[START OF Items]

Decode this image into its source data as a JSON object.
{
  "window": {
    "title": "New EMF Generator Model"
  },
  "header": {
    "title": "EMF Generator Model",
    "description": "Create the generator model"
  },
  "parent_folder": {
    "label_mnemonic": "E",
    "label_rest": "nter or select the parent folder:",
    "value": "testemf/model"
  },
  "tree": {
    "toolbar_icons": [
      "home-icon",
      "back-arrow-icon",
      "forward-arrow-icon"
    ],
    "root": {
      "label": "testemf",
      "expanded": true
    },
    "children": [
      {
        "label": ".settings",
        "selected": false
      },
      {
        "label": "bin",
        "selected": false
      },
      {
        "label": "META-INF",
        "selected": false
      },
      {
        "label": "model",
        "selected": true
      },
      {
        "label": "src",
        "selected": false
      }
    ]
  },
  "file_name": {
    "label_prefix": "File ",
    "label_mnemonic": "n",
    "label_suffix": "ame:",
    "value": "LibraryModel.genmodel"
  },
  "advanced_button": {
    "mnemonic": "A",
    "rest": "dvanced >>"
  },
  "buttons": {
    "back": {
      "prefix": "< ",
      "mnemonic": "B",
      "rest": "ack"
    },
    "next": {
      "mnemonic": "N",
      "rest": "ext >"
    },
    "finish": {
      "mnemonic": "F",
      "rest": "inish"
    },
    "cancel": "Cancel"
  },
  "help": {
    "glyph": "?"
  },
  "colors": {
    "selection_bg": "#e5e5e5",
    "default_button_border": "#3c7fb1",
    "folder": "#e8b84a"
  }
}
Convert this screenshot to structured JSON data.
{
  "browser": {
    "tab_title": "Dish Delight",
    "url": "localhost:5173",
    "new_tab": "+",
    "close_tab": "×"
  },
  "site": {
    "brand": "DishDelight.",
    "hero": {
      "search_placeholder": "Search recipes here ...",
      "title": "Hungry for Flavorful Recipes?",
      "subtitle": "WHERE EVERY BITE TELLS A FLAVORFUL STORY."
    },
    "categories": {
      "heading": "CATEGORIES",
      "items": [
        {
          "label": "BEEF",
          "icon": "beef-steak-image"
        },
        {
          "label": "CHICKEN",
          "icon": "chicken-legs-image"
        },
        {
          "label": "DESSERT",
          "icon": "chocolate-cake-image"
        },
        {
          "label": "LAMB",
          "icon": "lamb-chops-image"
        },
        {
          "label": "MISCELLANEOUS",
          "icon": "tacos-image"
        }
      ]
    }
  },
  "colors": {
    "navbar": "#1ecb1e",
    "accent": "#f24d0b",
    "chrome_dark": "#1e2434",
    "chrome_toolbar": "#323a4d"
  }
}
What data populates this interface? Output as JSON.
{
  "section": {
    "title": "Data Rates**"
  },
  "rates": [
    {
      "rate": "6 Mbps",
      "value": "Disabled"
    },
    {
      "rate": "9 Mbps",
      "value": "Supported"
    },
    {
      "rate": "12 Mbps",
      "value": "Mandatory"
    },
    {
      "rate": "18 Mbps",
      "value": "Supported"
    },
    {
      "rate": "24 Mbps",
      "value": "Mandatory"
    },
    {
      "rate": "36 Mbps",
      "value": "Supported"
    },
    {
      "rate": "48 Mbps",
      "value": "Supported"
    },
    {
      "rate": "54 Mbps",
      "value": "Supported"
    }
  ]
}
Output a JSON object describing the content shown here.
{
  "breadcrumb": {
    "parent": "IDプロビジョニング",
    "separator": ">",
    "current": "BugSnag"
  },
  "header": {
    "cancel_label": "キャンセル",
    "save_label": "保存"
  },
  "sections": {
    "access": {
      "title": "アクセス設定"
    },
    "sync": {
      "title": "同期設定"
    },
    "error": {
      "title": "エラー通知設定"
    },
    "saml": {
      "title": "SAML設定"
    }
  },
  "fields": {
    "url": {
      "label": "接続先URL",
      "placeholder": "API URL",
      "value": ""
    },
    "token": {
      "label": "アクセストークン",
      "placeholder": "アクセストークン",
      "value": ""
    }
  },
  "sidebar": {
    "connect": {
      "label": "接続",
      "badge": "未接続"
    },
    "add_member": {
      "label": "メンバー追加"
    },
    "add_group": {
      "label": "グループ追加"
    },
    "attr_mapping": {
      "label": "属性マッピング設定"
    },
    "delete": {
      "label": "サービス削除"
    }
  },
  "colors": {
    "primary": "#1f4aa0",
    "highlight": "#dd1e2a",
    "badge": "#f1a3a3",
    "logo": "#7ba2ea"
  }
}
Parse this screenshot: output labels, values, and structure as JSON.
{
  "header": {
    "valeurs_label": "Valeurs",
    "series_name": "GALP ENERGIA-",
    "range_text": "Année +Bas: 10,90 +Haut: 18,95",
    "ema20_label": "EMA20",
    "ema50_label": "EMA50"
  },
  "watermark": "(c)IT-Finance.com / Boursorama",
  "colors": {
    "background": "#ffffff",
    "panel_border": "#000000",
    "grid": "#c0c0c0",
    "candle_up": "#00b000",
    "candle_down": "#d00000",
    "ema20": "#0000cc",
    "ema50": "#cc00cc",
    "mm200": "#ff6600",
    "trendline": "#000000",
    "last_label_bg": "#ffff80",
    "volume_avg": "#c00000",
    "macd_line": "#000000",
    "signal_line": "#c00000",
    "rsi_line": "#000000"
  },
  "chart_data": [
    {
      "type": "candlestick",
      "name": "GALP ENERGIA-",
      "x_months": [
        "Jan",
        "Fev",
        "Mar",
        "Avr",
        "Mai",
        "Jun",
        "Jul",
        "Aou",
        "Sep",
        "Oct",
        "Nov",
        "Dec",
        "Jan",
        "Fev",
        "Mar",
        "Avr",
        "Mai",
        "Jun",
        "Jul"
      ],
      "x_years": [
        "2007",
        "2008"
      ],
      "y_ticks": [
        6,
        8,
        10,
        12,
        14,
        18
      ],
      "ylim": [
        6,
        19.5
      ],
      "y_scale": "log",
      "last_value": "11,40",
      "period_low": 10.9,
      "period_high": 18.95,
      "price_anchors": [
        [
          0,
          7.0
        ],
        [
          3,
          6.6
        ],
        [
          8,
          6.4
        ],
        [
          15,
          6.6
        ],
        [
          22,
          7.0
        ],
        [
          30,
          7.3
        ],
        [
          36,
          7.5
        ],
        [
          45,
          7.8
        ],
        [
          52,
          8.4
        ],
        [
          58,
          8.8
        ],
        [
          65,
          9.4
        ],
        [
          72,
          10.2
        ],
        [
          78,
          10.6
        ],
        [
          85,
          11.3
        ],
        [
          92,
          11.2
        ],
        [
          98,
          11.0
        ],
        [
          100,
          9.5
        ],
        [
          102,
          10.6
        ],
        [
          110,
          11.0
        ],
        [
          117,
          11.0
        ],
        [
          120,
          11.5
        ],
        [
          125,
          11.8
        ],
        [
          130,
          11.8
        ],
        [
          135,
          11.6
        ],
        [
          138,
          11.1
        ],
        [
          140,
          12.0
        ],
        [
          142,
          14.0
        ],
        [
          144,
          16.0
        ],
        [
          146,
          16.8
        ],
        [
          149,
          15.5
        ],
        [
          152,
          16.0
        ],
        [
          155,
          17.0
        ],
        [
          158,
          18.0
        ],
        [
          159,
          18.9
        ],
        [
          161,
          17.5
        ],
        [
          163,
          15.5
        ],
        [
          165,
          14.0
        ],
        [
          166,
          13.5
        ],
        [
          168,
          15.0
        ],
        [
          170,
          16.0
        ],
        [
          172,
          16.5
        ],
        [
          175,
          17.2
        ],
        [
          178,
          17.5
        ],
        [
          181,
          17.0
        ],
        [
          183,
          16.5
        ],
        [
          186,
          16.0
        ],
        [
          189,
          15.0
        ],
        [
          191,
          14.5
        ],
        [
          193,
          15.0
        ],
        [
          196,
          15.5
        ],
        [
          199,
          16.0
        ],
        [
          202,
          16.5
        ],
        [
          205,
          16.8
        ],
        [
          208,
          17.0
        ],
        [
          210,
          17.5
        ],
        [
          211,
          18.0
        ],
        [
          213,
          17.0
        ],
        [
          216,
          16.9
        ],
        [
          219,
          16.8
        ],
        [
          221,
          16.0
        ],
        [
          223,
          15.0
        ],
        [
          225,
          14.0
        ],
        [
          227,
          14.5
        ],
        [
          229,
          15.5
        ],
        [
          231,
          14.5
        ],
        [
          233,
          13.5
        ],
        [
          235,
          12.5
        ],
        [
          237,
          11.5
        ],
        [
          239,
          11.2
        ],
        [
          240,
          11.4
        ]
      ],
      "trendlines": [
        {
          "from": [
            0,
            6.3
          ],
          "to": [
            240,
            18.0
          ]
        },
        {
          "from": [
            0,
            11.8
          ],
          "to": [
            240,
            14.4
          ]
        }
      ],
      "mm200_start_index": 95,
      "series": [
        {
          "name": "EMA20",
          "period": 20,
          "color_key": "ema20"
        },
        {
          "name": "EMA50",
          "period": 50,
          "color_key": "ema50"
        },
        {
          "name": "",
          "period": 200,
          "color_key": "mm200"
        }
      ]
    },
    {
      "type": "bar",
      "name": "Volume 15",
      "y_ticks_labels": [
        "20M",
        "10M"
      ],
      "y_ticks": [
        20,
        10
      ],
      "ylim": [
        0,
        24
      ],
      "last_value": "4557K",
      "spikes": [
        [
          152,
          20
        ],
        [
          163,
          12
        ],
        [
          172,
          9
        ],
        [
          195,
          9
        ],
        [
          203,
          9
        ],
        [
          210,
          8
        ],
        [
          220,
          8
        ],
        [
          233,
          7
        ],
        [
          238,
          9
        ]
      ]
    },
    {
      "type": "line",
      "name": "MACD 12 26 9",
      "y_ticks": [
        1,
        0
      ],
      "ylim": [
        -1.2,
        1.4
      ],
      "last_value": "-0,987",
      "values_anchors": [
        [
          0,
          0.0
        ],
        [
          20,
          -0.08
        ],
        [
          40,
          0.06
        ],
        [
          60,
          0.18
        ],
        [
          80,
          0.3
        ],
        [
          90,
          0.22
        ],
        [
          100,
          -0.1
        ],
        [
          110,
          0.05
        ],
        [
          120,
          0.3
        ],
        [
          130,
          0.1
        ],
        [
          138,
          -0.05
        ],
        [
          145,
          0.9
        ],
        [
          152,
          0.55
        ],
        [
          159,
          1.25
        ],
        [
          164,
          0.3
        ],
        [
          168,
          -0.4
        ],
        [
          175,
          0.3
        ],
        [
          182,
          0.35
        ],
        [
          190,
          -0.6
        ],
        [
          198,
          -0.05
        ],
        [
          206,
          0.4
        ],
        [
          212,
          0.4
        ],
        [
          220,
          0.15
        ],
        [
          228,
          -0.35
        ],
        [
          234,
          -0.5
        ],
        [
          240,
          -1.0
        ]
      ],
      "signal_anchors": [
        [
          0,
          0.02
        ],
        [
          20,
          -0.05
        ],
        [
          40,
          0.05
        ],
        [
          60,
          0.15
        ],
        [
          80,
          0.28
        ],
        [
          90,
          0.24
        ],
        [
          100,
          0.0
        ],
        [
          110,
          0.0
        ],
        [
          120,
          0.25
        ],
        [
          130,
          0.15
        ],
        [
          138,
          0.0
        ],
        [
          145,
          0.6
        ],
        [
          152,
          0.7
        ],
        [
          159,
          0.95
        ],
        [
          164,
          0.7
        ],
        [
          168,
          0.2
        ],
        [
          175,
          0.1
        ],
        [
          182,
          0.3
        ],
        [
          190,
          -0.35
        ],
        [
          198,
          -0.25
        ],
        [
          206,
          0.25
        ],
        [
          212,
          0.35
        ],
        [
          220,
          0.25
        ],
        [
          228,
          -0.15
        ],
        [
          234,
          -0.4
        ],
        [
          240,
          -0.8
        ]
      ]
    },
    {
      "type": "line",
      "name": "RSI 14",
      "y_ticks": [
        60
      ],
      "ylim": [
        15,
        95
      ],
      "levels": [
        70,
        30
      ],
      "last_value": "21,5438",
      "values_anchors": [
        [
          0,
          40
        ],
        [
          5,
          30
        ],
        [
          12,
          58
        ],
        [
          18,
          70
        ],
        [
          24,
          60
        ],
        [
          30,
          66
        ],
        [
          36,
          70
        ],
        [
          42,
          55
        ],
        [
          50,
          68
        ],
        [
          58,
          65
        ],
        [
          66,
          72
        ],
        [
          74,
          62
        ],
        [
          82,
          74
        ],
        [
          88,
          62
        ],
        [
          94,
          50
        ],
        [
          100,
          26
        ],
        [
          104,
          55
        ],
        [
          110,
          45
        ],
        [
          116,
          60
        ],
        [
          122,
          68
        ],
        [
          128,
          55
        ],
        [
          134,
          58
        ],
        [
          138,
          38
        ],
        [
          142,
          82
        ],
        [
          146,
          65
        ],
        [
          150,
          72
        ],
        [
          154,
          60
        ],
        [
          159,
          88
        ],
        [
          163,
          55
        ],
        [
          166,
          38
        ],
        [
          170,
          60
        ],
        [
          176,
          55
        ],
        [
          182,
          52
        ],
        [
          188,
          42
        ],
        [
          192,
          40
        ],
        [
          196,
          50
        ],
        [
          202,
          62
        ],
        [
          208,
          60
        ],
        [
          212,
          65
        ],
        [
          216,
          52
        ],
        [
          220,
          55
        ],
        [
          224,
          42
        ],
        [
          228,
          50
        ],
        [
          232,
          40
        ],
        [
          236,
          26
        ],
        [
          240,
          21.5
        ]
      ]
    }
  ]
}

[END OF Items]

◆ **Prompt**: Find the lines containing "image" and pull them out.

◆ **The completed task**:
Decode this image into its source data as a JSON object.
          "icon": "beef-steak-image"
          "icon": "chicken-legs-image"
          "icon": "chocolate-cake-image"
          "icon": "lamb-chops-image"
          "icon": "tacos-image"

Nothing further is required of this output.